> _EXERCISE INSTRUCTIONS_
Spot each line in the records below where the word "Method" occurs, then copy it.

## start RECORDS SHOWN

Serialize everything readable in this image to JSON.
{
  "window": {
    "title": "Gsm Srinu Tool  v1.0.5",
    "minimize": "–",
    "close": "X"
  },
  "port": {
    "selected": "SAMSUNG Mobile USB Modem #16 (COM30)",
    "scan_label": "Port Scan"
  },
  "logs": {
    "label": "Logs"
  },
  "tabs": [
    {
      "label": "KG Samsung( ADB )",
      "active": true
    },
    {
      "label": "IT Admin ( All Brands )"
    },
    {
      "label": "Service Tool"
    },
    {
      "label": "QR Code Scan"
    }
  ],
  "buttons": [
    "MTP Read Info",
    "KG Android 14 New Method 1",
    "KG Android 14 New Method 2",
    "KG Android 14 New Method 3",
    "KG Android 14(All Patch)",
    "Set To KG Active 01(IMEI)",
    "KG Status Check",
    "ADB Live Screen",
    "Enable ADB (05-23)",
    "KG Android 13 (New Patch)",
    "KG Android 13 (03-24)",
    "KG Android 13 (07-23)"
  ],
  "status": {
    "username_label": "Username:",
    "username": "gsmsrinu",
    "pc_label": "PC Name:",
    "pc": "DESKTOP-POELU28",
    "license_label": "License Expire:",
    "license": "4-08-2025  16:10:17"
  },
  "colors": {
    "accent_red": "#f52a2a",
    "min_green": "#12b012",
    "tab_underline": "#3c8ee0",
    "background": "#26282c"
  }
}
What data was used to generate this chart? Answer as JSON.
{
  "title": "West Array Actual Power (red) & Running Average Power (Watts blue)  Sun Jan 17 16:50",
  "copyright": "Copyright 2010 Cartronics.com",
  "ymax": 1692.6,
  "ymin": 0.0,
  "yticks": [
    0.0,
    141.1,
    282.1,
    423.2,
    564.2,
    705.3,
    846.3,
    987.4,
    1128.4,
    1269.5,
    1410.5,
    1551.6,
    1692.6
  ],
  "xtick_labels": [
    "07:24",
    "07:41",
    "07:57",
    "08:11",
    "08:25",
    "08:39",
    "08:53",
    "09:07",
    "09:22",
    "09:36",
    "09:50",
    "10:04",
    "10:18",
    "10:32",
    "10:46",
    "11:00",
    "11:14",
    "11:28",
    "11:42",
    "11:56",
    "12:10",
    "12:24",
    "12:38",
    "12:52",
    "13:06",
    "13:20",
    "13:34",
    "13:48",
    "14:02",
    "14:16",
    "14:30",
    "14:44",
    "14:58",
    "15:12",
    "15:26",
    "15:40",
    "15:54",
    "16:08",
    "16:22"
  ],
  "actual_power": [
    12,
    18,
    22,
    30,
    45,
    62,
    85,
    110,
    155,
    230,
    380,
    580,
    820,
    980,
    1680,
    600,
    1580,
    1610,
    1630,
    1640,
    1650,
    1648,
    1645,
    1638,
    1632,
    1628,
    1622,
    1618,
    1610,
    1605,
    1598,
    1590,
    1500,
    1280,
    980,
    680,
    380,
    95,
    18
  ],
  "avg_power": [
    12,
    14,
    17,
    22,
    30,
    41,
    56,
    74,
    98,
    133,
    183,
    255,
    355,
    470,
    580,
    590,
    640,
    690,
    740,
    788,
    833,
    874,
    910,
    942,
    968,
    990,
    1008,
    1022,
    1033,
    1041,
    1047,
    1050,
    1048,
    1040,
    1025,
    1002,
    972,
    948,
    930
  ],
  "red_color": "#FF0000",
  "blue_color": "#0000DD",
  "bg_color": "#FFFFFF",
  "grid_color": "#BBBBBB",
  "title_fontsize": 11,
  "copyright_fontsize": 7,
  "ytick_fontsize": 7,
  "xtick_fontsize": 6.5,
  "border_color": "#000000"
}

## end RECORDS SHOWN

> _OUTPUT_
    "KG Android 14 New Method 1",
    "KG Android 14 New Method 2",
    "KG Android 14 New Method 3",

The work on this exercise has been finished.